Using the data beneath, show every line that includes the word "негусомъ".

'''

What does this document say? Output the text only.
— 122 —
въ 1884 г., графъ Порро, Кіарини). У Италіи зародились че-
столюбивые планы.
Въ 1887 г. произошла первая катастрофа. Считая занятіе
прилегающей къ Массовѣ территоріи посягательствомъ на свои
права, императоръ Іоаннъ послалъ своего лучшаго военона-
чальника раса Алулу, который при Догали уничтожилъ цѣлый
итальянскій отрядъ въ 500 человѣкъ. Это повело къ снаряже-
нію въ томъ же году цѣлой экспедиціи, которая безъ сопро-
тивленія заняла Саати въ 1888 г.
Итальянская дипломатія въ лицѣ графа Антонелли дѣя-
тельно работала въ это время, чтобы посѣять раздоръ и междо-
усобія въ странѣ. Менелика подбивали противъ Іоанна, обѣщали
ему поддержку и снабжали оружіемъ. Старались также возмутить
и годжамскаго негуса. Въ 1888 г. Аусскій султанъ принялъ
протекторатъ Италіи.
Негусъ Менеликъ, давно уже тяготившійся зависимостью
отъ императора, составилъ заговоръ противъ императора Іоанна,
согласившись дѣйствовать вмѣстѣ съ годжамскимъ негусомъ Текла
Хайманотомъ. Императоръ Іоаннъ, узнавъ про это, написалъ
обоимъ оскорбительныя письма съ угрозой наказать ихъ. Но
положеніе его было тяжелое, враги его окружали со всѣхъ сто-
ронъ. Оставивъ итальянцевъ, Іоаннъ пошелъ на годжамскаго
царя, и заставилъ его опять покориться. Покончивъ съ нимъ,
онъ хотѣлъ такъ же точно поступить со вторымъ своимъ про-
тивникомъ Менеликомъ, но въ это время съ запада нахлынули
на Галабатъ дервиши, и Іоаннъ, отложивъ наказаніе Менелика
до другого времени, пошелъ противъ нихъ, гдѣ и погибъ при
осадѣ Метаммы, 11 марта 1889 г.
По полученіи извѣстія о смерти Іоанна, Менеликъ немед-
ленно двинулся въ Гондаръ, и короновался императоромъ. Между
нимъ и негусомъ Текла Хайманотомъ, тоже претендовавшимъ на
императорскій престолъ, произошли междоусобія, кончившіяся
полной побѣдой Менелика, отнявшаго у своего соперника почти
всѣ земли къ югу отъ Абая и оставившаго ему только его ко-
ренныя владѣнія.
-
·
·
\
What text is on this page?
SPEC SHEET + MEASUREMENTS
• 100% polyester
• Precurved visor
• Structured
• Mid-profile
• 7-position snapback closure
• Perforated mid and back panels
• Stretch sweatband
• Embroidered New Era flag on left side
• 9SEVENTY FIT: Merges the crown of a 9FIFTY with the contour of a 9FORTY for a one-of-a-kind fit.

'''
'''

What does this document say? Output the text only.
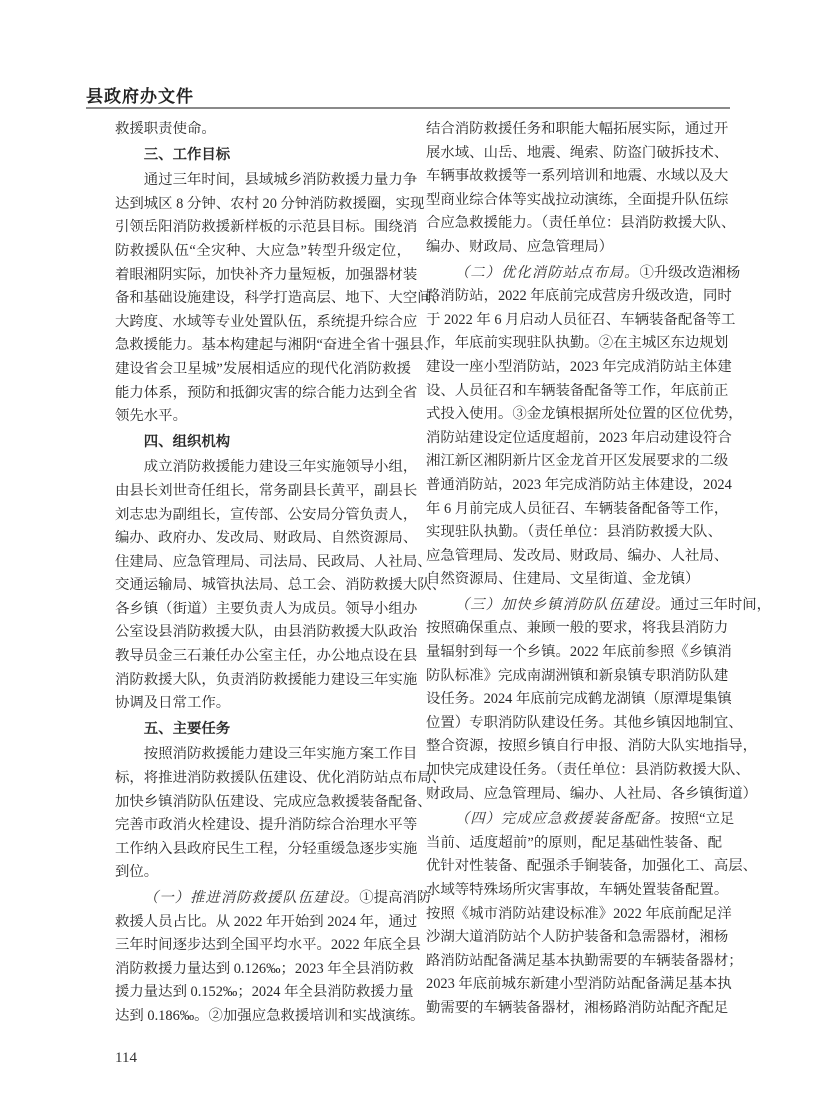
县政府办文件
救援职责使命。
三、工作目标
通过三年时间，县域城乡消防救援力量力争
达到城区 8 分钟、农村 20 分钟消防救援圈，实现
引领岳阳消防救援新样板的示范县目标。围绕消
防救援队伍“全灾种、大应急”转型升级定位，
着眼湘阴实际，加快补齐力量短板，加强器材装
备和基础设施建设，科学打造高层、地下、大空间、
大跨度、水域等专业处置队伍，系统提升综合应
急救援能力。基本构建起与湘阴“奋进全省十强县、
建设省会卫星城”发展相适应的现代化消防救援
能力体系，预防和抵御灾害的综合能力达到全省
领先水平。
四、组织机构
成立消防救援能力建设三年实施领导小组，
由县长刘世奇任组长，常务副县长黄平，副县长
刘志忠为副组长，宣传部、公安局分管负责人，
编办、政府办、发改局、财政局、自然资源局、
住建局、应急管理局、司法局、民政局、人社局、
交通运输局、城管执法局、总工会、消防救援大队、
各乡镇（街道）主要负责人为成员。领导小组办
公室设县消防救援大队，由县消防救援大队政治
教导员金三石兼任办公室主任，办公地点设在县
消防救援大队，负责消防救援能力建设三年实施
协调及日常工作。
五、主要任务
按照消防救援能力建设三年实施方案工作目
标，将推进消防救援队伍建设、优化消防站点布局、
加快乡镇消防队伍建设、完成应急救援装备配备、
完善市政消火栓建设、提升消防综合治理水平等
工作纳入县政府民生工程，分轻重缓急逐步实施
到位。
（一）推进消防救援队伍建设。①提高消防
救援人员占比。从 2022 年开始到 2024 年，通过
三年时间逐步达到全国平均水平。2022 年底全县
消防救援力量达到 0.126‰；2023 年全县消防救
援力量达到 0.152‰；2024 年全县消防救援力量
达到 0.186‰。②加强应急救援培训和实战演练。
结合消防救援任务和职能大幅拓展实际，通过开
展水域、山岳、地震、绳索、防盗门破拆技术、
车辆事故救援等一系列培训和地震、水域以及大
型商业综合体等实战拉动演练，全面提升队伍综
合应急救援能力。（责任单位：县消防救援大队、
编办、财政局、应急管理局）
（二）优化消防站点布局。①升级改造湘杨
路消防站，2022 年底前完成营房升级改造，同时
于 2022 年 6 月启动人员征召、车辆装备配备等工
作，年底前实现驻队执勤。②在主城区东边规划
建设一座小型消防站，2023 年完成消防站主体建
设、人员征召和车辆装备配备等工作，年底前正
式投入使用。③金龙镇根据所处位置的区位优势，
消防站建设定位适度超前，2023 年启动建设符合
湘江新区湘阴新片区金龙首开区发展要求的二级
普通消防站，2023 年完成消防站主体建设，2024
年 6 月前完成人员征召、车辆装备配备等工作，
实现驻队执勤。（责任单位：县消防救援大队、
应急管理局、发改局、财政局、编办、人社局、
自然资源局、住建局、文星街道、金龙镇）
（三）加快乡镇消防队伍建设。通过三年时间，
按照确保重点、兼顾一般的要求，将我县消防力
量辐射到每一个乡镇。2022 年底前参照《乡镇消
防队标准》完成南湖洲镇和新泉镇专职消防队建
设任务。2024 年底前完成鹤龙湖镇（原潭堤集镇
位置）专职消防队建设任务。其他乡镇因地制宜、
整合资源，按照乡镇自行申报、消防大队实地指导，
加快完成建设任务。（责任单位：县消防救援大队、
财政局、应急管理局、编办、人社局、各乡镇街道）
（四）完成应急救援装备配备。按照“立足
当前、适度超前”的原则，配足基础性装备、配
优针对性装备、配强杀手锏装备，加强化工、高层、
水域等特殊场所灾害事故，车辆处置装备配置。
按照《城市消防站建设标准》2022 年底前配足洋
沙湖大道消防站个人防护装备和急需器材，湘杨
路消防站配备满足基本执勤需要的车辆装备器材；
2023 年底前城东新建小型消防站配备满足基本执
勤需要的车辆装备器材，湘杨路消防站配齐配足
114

'''

**Reply**
согласившись дѣйствовать вмѣстѣ съ годжамскимъ негусомъ Текла
нимъ и негусомъ Текла Хайманотомъ, тоже претендовавшимъ на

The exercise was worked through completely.